YOUR INSTRUCTIONS:
Could you copy every line from the material below in which "dress" appears?

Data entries
========
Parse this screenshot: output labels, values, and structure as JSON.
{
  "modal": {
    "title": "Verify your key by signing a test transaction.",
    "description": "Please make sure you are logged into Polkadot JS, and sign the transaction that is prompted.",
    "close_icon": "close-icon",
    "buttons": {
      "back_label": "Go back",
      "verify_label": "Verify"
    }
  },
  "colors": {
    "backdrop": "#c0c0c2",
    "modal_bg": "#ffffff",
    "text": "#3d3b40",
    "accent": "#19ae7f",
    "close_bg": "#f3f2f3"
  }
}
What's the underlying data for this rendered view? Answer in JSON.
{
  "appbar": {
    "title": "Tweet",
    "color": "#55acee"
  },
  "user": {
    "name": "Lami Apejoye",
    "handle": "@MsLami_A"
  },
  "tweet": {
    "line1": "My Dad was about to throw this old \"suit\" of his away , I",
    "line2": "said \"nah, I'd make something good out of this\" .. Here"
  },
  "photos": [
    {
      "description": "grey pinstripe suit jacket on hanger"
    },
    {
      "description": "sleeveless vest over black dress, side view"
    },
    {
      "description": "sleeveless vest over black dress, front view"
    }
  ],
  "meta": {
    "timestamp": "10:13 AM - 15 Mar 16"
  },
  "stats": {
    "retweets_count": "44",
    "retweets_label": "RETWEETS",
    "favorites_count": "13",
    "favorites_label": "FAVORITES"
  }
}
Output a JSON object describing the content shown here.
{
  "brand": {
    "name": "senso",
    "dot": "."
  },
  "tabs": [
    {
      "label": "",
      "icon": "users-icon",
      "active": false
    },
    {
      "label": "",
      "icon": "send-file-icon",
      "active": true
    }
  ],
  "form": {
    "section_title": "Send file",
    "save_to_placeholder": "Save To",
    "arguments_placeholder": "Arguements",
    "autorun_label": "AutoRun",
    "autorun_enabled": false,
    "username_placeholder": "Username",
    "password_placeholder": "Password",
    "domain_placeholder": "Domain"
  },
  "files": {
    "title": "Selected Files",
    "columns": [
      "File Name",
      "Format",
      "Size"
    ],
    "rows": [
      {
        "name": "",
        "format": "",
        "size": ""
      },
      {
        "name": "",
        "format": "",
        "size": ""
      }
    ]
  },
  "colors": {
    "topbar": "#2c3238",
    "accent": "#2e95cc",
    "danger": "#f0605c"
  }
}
========
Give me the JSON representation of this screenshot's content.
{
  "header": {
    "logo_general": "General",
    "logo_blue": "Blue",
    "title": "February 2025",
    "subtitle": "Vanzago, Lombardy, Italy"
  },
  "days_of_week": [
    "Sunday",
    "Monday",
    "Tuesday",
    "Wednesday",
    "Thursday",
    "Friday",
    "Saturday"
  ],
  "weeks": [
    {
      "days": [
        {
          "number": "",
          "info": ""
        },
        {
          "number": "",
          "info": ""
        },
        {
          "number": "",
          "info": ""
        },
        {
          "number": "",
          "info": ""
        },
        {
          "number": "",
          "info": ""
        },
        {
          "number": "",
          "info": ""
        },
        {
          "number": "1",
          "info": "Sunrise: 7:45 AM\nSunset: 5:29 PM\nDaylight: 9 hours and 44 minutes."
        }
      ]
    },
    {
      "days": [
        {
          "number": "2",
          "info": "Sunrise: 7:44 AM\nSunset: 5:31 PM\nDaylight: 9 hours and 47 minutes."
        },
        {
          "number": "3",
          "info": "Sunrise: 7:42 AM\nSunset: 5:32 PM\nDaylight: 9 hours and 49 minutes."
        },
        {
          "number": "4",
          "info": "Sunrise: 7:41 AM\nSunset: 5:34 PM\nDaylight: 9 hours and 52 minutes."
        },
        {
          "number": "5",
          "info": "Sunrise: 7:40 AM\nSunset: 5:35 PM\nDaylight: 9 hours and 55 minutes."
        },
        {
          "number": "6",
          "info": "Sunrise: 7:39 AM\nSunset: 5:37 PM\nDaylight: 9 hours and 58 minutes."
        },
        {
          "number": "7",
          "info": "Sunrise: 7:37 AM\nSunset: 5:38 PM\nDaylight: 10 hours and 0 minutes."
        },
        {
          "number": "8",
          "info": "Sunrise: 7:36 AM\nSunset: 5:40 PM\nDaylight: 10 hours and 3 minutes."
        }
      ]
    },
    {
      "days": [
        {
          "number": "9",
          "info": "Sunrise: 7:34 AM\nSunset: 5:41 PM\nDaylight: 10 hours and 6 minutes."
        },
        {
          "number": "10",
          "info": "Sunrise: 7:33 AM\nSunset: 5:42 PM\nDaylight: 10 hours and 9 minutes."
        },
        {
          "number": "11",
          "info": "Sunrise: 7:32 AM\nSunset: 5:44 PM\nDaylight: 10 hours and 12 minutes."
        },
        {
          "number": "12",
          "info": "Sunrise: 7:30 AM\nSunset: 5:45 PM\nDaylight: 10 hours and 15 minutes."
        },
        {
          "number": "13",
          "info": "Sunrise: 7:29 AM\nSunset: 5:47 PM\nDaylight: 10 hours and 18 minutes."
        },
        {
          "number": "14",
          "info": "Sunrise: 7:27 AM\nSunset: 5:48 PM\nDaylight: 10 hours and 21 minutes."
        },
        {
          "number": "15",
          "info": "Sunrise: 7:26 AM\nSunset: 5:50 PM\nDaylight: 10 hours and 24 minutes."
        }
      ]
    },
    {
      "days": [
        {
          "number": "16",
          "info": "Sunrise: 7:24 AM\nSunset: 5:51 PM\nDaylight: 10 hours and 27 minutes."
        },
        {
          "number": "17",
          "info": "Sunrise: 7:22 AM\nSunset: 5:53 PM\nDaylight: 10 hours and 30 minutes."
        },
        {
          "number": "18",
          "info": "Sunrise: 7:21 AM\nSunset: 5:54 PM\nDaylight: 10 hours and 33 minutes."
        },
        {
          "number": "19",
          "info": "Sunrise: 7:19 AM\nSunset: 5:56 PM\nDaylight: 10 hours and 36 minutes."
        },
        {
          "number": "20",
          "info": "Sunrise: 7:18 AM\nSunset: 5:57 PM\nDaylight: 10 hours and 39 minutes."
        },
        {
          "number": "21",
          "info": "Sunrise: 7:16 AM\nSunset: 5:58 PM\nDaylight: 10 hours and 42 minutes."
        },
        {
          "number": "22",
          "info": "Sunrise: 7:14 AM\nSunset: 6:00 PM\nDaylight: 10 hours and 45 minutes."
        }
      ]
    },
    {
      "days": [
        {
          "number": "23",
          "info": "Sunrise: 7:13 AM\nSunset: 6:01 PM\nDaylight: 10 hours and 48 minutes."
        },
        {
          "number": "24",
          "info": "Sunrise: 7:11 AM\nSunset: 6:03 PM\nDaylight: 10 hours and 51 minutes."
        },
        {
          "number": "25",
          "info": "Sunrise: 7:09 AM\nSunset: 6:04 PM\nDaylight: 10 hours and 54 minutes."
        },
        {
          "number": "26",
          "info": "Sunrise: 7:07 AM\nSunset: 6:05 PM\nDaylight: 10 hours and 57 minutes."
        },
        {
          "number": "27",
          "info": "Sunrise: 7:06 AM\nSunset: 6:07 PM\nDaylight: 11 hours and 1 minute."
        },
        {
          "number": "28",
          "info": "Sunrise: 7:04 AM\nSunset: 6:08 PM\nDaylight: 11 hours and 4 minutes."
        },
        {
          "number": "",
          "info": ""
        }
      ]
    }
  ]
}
========
THE REPLY:
      "description": "sleeveless vest over black dress, side view"
      "description": "sleeveless vest over black dress, front view"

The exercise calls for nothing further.